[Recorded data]
■ ■ ■ ■ ■ ■ ■

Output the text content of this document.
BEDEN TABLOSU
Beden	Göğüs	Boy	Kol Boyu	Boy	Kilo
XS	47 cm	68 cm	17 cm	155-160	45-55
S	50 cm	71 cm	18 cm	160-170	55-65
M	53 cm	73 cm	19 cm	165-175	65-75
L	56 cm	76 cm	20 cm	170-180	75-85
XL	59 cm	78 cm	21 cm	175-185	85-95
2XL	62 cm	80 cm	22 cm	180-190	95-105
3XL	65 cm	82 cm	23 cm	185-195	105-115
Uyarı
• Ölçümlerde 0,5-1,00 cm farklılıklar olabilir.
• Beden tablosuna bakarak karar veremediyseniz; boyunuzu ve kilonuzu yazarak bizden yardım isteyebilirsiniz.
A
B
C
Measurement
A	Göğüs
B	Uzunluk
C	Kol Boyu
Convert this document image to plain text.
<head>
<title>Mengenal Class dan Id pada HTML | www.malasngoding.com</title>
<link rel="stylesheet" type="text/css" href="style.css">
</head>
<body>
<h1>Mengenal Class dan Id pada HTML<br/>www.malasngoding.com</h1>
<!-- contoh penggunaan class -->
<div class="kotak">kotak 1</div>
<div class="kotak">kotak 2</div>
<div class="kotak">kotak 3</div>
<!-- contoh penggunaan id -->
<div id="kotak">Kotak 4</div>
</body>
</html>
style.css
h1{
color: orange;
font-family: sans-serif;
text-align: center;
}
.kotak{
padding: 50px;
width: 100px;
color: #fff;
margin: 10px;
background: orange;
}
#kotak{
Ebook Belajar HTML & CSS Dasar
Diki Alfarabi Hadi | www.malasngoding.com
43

■ ■ ■ ■ ■ ■ ■

### WHAT THE EXERCISE ASKS
Reproduce the listing above word for word.

### RESULT OF THIS TASK
Output the text content of this document.
BEDEN TABLOSU
Beden	Göğüs	Boy	Kol Boyu	Boy	Kilo
XS	47 cm	68 cm	17 cm	155-160	45-55
S	50 cm	71 cm	18 cm	160-170	55-65
M	53 cm	73 cm	19 cm	165-175	65-75
L	56 cm	76 cm	20 cm	170-180	75-85
XL	59 cm	78 cm	21 cm	175-185	85-95
2XL	62 cm	80 cm	22 cm	180-190	95-105
3XL	65 cm	82 cm	23 cm	185-195	105-115
Uyarı
• Ölçümlerde 0,5-1,00 cm farklılıklar olabilir.
• Beden tablosuna bakarak karar veremediyseniz; boyunuzu ve kilonuzu yazarak bizden yardım isteyebilirsiniz.
A
B
C
Measurement
A	Göğüs
B	Uzunluk
C	Kol Boyu
Convert this document image to plain text.
<head>
<title>Mengenal Class dan Id pada HTML | www.malasngoding.com</title>
<link rel="stylesheet" type="text/css" href="style.css">
</head>
<body>
<h1>Mengenal Class dan Id pada HTML<br/>www.malasngoding.com</h1>
<!-- contoh penggunaan class -->
<div class="kotak">kotak 1</div>
<div class="kotak">kotak 2</div>
<div class="kotak">kotak 3</div>
<!-- contoh penggunaan id -->
<div id="kotak">Kotak 4</div>
</body>
</html>
style.css
h1{
color: orange;
font-family: sans-serif;
text-align: center;
}
.kotak{
padding: 50px;
width: 100px;
color: #fff;
margin: 10px;
background: orange;
}
#kotak{
Ebook Belajar HTML & CSS Dasar
Diki Alfarabi Hadi | www.malasngoding.com
43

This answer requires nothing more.